## Work to do
Would you write out the listing verbatim and skip every picture in it?

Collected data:
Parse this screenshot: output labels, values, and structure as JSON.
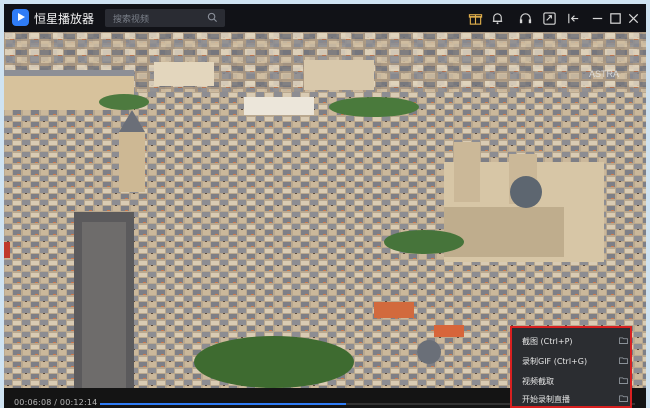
{
  "app": {
    "title": "恒星播放器"
  },
  "search": {
    "placeholder": "搜索视频"
  },
  "player": {
    "time_display": "00:06:08 / 00:12:14",
    "progress": 0.46
  },
  "context_menu": {
    "items": [
      {
        "label": "截图  (Ctrl+P)"
      },
      {
        "label": "录制GIF  (Ctrl+G)"
      },
      {
        "label": "视频截取"
      },
      {
        "label": "开始录制直播"
      }
    ]
  },
  "video_overlay": {
    "watermark": "ASTRA"
  },
  "colors": {
    "accent": "#2f7cf6",
    "highlight": "#d82020",
    "titlebar": "#111217"
  }
}
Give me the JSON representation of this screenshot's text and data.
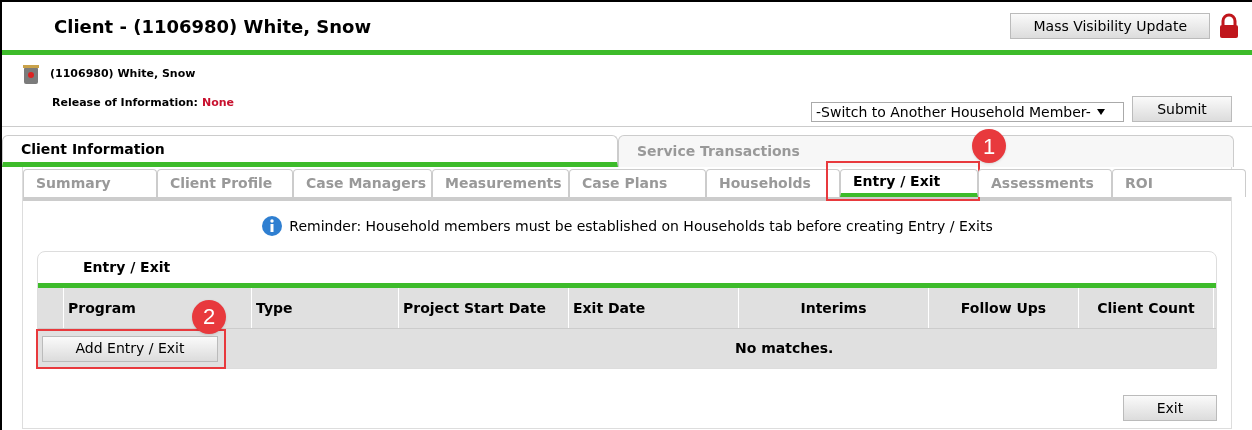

## Finished exercise
Parse this screenshot: output labels, values, and structure as JSON.
{
  "app": {
    "title": "恒星播放器"
  },
  "search": {
    "placeholder": "搜索视频"
  },
  "player": {
    "time_display": "00:06:08 / 00:12:14",
    "progress": 0.46
  },
  "context_menu": {
    "items": [
      {
        "label": "截图  (Ctrl+P)"
      },
      {
        "label": "录制GIF  (Ctrl+G)"
      },
      {
        "label": "视频截取"
      },
      {
        "label": "开始录制直播"
      }
    ]
  },
  "video_overlay": {
    "watermark": "ASTRA"
  },
  "colors": {
    "accent": "#2f7cf6",
    "highlight": "#d82020",
    "titlebar": "#111217"
  }
}
Give me the JSON representation of this screenshot's text and data.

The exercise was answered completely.